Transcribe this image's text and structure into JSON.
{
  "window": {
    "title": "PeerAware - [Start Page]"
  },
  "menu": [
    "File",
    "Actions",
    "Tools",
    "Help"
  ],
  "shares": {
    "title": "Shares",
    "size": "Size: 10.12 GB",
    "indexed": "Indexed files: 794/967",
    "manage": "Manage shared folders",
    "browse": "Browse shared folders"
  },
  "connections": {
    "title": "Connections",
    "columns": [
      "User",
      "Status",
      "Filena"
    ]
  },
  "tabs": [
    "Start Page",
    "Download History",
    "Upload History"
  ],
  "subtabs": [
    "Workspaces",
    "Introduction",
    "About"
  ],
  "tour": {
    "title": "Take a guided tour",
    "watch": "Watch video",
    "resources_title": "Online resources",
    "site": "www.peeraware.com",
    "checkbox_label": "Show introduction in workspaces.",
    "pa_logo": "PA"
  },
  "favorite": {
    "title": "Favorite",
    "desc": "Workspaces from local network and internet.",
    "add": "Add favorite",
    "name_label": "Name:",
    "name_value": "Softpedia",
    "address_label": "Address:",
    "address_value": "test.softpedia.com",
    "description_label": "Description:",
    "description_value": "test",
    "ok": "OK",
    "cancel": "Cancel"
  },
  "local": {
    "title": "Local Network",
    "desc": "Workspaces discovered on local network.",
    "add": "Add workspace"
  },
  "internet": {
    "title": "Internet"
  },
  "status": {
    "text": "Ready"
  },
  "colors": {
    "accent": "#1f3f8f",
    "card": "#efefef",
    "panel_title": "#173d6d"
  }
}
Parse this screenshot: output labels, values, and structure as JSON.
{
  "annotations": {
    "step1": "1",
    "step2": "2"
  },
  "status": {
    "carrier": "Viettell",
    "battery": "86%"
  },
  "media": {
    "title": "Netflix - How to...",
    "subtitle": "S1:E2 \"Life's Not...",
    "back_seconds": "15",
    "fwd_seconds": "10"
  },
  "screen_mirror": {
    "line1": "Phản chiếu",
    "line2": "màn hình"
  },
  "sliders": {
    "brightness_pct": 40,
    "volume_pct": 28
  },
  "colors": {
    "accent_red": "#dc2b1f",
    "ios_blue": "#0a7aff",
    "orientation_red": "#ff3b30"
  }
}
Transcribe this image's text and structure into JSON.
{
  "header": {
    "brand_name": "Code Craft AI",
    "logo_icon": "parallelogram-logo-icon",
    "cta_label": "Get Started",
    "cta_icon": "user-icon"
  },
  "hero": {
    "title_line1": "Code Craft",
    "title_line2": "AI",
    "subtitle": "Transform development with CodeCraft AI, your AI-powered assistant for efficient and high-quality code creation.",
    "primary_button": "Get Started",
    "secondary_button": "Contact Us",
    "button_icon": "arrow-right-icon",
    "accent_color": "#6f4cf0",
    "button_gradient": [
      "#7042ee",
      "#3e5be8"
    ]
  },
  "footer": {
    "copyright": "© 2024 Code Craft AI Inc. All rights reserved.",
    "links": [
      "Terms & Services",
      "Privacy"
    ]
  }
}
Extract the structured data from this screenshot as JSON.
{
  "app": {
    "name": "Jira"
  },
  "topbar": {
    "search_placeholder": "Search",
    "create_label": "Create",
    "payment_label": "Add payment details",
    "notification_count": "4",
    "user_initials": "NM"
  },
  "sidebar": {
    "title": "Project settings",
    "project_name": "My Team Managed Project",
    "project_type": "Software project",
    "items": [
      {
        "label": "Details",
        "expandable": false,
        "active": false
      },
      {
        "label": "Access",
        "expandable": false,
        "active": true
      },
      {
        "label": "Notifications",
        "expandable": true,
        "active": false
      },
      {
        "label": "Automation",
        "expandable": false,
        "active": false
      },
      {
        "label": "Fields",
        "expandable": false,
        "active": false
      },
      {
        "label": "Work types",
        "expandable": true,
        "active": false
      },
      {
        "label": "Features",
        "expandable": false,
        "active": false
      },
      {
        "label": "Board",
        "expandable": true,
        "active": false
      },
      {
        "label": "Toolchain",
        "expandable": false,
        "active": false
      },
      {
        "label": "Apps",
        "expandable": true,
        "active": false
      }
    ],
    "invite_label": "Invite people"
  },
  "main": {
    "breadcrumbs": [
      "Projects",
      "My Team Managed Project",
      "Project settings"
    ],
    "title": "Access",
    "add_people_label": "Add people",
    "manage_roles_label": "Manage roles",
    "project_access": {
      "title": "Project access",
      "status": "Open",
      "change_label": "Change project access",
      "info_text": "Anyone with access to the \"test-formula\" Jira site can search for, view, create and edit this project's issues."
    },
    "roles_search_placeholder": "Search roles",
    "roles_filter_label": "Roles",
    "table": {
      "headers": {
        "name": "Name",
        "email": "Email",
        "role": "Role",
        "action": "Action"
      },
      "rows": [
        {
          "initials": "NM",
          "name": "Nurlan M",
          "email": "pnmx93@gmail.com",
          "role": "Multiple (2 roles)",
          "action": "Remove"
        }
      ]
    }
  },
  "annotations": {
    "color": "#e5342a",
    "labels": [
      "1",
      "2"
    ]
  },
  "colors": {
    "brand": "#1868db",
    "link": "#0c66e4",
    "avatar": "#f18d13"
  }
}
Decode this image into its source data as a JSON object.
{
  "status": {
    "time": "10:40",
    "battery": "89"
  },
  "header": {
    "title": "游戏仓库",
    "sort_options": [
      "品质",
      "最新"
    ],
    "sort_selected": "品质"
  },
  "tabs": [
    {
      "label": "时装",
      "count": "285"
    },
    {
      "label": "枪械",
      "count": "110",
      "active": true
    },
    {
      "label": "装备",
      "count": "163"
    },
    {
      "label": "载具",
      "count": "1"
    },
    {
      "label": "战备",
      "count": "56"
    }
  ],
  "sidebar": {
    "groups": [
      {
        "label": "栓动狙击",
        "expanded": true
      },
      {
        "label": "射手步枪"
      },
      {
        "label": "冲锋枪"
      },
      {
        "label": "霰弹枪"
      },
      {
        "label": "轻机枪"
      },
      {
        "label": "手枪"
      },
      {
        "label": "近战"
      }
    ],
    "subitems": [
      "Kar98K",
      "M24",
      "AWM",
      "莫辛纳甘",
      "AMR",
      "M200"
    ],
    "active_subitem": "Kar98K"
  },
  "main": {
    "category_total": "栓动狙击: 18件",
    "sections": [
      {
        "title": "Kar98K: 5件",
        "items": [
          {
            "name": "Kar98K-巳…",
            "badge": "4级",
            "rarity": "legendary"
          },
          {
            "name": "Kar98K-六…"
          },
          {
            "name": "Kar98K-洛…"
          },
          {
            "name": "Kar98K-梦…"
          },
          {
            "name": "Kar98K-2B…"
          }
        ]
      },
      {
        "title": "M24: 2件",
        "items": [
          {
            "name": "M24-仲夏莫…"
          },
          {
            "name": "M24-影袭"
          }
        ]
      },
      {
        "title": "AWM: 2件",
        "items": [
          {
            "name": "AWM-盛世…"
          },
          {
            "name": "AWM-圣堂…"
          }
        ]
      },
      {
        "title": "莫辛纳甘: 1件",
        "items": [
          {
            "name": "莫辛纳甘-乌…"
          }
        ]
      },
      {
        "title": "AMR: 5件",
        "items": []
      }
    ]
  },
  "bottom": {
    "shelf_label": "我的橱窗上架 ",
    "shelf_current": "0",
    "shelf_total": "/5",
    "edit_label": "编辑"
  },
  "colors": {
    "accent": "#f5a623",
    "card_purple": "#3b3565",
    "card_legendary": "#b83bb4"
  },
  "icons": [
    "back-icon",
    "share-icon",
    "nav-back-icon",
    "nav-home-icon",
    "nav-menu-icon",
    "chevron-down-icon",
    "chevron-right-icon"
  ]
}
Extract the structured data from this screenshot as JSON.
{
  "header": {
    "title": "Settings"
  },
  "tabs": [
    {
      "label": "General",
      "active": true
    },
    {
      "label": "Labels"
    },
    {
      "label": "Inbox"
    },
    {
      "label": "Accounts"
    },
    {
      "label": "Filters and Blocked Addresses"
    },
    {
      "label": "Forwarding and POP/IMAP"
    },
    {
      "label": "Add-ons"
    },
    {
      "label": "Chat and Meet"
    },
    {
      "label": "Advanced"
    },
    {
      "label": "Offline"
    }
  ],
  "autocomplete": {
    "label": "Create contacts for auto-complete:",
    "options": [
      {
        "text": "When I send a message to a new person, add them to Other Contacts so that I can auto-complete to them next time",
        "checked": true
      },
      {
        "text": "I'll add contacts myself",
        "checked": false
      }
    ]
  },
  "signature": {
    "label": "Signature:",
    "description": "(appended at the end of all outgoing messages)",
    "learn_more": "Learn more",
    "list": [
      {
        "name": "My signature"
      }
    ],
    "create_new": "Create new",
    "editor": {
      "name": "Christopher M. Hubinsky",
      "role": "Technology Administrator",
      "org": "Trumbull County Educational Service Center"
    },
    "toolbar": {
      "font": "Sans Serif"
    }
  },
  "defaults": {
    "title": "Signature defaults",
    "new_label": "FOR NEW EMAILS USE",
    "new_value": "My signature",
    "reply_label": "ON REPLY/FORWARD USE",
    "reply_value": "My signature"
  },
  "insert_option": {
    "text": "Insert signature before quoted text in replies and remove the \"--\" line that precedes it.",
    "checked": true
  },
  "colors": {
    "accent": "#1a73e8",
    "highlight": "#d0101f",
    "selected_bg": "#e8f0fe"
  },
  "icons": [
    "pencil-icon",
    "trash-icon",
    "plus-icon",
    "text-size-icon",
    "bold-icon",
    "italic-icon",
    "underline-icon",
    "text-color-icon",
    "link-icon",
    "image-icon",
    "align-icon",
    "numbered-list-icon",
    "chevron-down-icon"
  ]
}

* * *

● Written exercise: Show every line from the entries above in which "shared" appears.

● Correct result:
    "manage": "Manage shared folders",
    "browse": "Browse shared folders"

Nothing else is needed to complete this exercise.